=== Materials provided ===
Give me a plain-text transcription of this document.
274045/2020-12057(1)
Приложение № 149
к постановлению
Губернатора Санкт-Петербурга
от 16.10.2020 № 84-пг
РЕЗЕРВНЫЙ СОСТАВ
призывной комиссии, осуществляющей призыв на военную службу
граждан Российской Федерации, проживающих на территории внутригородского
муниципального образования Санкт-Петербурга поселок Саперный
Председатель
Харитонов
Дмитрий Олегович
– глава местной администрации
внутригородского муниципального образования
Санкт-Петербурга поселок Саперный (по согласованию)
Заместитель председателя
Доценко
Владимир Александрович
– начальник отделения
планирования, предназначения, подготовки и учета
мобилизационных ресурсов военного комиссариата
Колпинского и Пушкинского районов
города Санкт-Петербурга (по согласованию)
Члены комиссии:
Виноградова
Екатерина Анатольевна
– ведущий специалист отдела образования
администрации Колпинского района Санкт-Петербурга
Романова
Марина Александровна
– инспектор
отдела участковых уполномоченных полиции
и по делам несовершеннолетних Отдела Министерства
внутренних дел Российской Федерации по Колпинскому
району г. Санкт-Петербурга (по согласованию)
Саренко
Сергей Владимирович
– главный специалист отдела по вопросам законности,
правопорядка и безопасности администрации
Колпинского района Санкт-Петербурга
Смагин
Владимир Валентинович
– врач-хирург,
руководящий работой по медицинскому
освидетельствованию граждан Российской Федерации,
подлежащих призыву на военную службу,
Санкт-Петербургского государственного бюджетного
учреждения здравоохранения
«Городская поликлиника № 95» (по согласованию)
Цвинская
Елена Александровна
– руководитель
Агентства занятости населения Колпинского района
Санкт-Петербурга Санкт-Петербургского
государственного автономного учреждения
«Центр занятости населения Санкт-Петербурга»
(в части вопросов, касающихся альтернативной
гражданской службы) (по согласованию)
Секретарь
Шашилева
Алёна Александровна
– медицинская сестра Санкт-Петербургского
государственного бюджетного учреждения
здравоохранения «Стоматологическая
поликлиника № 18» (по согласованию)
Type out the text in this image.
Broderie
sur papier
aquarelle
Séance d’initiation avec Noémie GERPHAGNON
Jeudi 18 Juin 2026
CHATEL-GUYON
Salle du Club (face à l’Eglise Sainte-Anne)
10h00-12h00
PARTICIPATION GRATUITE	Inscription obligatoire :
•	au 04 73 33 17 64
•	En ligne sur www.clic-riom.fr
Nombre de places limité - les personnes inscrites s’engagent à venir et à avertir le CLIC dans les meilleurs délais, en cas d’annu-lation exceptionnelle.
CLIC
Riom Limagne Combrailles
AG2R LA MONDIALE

=== What to produce ===
Every line from the one containing "Type out the text in this image." through the last line must be copied exactly; leave out the rest.

=== Final result ===
Type out the text in this image.
Broderie
sur papier
aquarelle
Séance d’initiation avec Noémie GERPHAGNON
Jeudi 18 Juin 2026
CHATEL-GUYON
Salle du Club (face à l’Eglise Sainte-Anne)
10h00-12h00
PARTICIPATION GRATUITE	Inscription obligatoire :
•	au 04 73 33 17 64
•	En ligne sur www.clic-riom.fr
Nombre de places limité - les personnes inscrites s’engagent à venir et à avertir le CLIC dans les meilleurs délais, en cas d’annu-lation exceptionnelle.
CLIC
Riom Limagne Combrailles
AG2R LA MONDIALE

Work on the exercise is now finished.